#### Task to complete
Every line below should be repeated exactly.

#### Records shown
⟨
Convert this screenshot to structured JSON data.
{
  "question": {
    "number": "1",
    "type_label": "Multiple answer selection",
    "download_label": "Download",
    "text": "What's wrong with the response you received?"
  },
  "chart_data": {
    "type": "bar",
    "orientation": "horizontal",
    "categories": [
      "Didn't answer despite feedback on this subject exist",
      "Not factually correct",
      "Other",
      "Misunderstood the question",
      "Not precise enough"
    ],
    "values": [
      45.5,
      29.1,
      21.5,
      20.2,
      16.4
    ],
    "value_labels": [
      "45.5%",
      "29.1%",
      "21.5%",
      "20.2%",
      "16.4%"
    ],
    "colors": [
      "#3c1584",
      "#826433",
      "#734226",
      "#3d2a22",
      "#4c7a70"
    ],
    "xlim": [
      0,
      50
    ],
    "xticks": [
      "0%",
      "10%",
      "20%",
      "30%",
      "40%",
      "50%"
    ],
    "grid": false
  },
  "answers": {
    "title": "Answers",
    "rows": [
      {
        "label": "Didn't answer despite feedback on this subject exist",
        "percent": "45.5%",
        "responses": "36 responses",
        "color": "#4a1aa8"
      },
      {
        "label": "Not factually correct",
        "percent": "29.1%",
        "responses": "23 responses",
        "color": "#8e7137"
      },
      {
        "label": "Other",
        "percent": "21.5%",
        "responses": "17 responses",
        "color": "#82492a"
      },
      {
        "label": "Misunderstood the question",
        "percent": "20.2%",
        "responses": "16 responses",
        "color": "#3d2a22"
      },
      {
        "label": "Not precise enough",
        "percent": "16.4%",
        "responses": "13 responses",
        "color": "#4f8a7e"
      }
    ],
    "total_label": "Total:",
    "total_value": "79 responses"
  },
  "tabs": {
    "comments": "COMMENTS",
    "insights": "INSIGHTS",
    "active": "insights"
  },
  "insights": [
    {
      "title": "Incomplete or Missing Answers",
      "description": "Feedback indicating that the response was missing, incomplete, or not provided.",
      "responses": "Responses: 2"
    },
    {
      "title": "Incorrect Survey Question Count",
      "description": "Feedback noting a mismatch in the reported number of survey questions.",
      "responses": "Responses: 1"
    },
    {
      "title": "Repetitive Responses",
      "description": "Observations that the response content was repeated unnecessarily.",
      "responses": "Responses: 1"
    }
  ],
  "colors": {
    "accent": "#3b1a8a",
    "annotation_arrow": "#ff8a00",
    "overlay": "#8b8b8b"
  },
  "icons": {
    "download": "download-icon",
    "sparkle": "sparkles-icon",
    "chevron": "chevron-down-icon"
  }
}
⟩
#### Completed task
Convert this screenshot to structured JSON data.
{
  "question": {
    "number": "1",
    "type_label": "Multiple answer selection",
    "download_label": "Download",
    "text": "What's wrong with the response you received?"
  },
  "chart_data": {
    "type": "bar",
    "orientation": "horizontal",
    "categories": [
      "Didn't answer despite feedback on this subject exist",
      "Not factually correct",
      "Other",
      "Misunderstood the question",
      "Not precise enough"
    ],
    "values": [
      45.5,
      29.1,
      21.5,
      20.2,
      16.4
    ],
    "value_labels": [
      "45.5%",
      "29.1%",
      "21.5%",
      "20.2%",
      "16.4%"
    ],
    "colors": [
      "#3c1584",
      "#826433",
      "#734226",
      "#3d2a22",
      "#4c7a70"
    ],
    "xlim": [
      0,
      50
    ],
    "xticks": [
      "0%",
      "10%",
      "20%",
      "30%",
      "40%",
      "50%"
    ],
    "grid": false
  },
  "answers": {
    "title": "Answers",
    "rows": [
      {
        "label": "Didn't answer despite feedback on this subject exist",
        "percent": "45.5%",
        "responses": "36 responses",
        "color": "#4a1aa8"
      },
      {
        "label": "Not factually correct",
        "percent": "29.1%",
        "responses": "23 responses",
        "color": "#8e7137"
      },
      {
        "label": "Other",
        "percent": "21.5%",
        "responses": "17 responses",
        "color": "#82492a"
      },
      {
        "label": "Misunderstood the question",
        "percent": "20.2%",
        "responses": "16 responses",
        "color": "#3d2a22"
      },
      {
        "label": "Not precise enough",
        "percent": "16.4%",
        "responses": "13 responses",
        "color": "#4f8a7e"
      }
    ],
    "total_label": "Total:",
    "total_value": "79 responses"
  },
  "tabs": {
    "comments": "COMMENTS",
    "insights": "INSIGHTS",
    "active": "insights"
  },
  "insights": [
    {
      "title": "Incomplete or Missing Answers",
      "description": "Feedback indicating that the response was missing, incomplete, or not provided.",
      "responses": "Responses: 2"
    },
    {
      "title": "Incorrect Survey Question Count",
      "description": "Feedback noting a mismatch in the reported number of survey questions.",
      "responses": "Responses: 1"
    },
    {
      "title": "Repetitive Responses",
      "description": "Observations that the response content was repeated unnecessarily.",
      "responses": "Responses: 1"
    }
  ],
  "colors": {
    "accent": "#3b1a8a",
    "annotation_arrow": "#ff8a00",
    "overlay": "#8b8b8b"
  },
  "icons": {
    "download": "download-icon",
    "sparkle": "sparkles-icon",
    "chevron": "chevron-down-icon"
  }
}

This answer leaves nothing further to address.